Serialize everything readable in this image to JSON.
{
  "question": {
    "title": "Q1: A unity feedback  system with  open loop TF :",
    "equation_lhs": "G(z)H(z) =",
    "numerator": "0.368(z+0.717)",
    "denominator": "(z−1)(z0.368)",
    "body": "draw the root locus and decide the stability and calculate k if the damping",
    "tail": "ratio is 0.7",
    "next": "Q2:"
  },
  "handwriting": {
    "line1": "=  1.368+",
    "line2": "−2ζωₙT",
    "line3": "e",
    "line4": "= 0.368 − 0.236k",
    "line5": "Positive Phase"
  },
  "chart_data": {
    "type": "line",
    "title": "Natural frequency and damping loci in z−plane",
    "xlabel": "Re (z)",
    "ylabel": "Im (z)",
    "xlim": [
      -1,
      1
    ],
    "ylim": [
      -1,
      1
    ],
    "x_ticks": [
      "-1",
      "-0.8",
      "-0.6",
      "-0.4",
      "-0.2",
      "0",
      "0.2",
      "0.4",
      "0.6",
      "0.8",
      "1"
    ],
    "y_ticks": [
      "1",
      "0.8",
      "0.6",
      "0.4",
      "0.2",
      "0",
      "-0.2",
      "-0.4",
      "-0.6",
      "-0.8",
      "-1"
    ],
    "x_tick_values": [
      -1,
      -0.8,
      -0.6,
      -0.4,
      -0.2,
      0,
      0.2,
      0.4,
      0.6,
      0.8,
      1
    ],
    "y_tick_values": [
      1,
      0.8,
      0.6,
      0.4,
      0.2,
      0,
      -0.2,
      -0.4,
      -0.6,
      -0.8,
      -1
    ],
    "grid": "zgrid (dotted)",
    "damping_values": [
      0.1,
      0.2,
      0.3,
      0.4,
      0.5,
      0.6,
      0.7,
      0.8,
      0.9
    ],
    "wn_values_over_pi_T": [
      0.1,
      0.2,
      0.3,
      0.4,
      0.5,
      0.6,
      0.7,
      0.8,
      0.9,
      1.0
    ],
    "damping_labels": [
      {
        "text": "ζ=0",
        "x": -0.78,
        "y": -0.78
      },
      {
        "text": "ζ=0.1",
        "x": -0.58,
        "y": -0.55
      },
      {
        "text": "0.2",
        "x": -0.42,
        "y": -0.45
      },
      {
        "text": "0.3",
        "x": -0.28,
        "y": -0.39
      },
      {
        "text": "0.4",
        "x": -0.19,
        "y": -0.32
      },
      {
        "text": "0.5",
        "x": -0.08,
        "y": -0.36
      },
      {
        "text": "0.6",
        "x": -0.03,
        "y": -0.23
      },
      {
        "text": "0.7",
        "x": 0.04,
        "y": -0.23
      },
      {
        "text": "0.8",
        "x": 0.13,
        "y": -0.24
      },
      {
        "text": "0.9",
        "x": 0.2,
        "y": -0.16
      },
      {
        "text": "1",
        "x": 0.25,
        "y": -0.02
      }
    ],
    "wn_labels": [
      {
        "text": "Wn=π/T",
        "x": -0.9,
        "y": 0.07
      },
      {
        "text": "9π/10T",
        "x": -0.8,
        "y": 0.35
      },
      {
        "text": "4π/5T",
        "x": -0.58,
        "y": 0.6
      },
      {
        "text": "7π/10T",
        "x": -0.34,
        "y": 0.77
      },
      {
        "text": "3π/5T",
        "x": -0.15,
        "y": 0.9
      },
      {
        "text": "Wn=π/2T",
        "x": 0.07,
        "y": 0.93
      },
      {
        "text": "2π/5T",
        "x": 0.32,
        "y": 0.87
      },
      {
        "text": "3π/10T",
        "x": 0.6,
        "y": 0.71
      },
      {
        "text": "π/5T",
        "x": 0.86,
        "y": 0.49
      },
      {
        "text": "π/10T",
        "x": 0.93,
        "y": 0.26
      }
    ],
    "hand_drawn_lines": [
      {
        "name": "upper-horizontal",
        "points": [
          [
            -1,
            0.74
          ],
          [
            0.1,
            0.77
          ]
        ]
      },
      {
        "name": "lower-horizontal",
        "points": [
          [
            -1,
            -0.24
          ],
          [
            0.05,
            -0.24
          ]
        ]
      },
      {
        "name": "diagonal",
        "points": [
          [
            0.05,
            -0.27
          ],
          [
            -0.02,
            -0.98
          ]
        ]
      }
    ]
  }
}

- Objective -
Transcribe all the entries, keeping each one exactly as it is.

- Exercise solution -
Serialize everything readable in this image to JSON.
{
  "question": {
    "title": "Q1: A unity feedback  system with  open loop TF :",
    "equation_lhs": "G(z)H(z) =",
    "numerator": "0.368(z+0.717)",
    "denominator": "(z−1)(z0.368)",
    "body": "draw the root locus and decide the stability and calculate k if the damping",
    "tail": "ratio is 0.7",
    "next": "Q2:"
  },
  "handwriting": {
    "line1": "=  1.368+",
    "line2": "−2ζωₙT",
    "line3": "e",
    "line4": "= 0.368 − 0.236k",
    "line5": "Positive Phase"
  },
  "chart_data": {
    "type": "line",
    "title": "Natural frequency and damping loci in z−plane",
    "xlabel": "Re (z)",
    "ylabel": "Im (z)",
    "xlim": [
      -1,
      1
    ],
    "ylim": [
      -1,
      1
    ],
    "x_ticks": [
      "-1",
      "-0.8",
      "-0.6",
      "-0.4",
      "-0.2",
      "0",
      "0.2",
      "0.4",
      "0.6",
      "0.8",
      "1"
    ],
    "y_ticks": [
      "1",
      "0.8",
      "0.6",
      "0.4",
      "0.2",
      "0",
      "-0.2",
      "-0.4",
      "-0.6",
      "-0.8",
      "-1"
    ],
    "x_tick_values": [
      -1,
      -0.8,
      -0.6,
      -0.4,
      -0.2,
      0,
      0.2,
      0.4,
      0.6,
      0.8,
      1
    ],
    "y_tick_values": [
      1,
      0.8,
      0.6,
      0.4,
      0.2,
      0,
      -0.2,
      -0.4,
      -0.6,
      -0.8,
      -1
    ],
    "grid": "zgrid (dotted)",
    "damping_values": [
      0.1,
      0.2,
      0.3,
      0.4,
      0.5,
      0.6,
      0.7,
      0.8,
      0.9
    ],
    "wn_values_over_pi_T": [
      0.1,
      0.2,
      0.3,
      0.4,
      0.5,
      0.6,
      0.7,
      0.8,
      0.9,
      1.0
    ],
    "damping_labels": [
      {
        "text": "ζ=0",
        "x": -0.78,
        "y": -0.78
      },
      {
        "text": "ζ=0.1",
        "x": -0.58,
        "y": -0.55
      },
      {
        "text": "0.2",
        "x": -0.42,
        "y": -0.45
      },
      {
        "text": "0.3",
        "x": -0.28,
        "y": -0.39
      },
      {
        "text": "0.4",
        "x": -0.19,
        "y": -0.32
      },
      {
        "text": "0.5",
        "x": -0.08,
        "y": -0.36
      },
      {
        "text": "0.6",
        "x": -0.03,
        "y": -0.23
      },
      {
        "text": "0.7",
        "x": 0.04,
        "y": -0.23
      },
      {
        "text": "0.8",
        "x": 0.13,
        "y": -0.24
      },
      {
        "text": "0.9",
        "x": 0.2,
        "y": -0.16
      },
      {
        "text": "1",
        "x": 0.25,
        "y": -0.02
      }
    ],
    "wn_labels": [
      {
        "text": "Wn=π/T",
        "x": -0.9,
        "y": 0.07
      },
      {
        "text": "9π/10T",
        "x": -0.8,
        "y": 0.35
      },
      {
        "text": "4π/5T",
        "x": -0.58,
        "y": 0.6
      },
      {
        "text": "7π/10T",
        "x": -0.34,
        "y": 0.77
      },
      {
        "text": "3π/5T",
        "x": -0.15,
        "y": 0.9
      },
      {
        "text": "Wn=π/2T",
        "x": 0.07,
        "y": 0.93
      },
      {
        "text": "2π/5T",
        "x": 0.32,
        "y": 0.87
      },
      {
        "text": "3π/10T",
        "x": 0.6,
        "y": 0.71
      },
      {
        "text": "π/5T",
        "x": 0.86,
        "y": 0.49
      },
      {
        "text": "π/10T",
        "x": 0.93,
        "y": 0.26
      }
    ],
    "hand_drawn_lines": [
      {
        "name": "upper-horizontal",
        "points": [
          [
            -1,
            0.74
          ],
          [
            0.1,
            0.77
          ]
        ]
      },
      {
        "name": "lower-horizontal",
        "points": [
          [
            -1,
            -0.24
          ],
          [
            0.05,
            -0.24
          ]
        ]
      },
      {
        "name": "diagonal",
        "points": [
          [
            0.05,
            -0.27
          ],
          [
            -0.02,
            -0.98
          ]
        ]
      }
    ]
  }
}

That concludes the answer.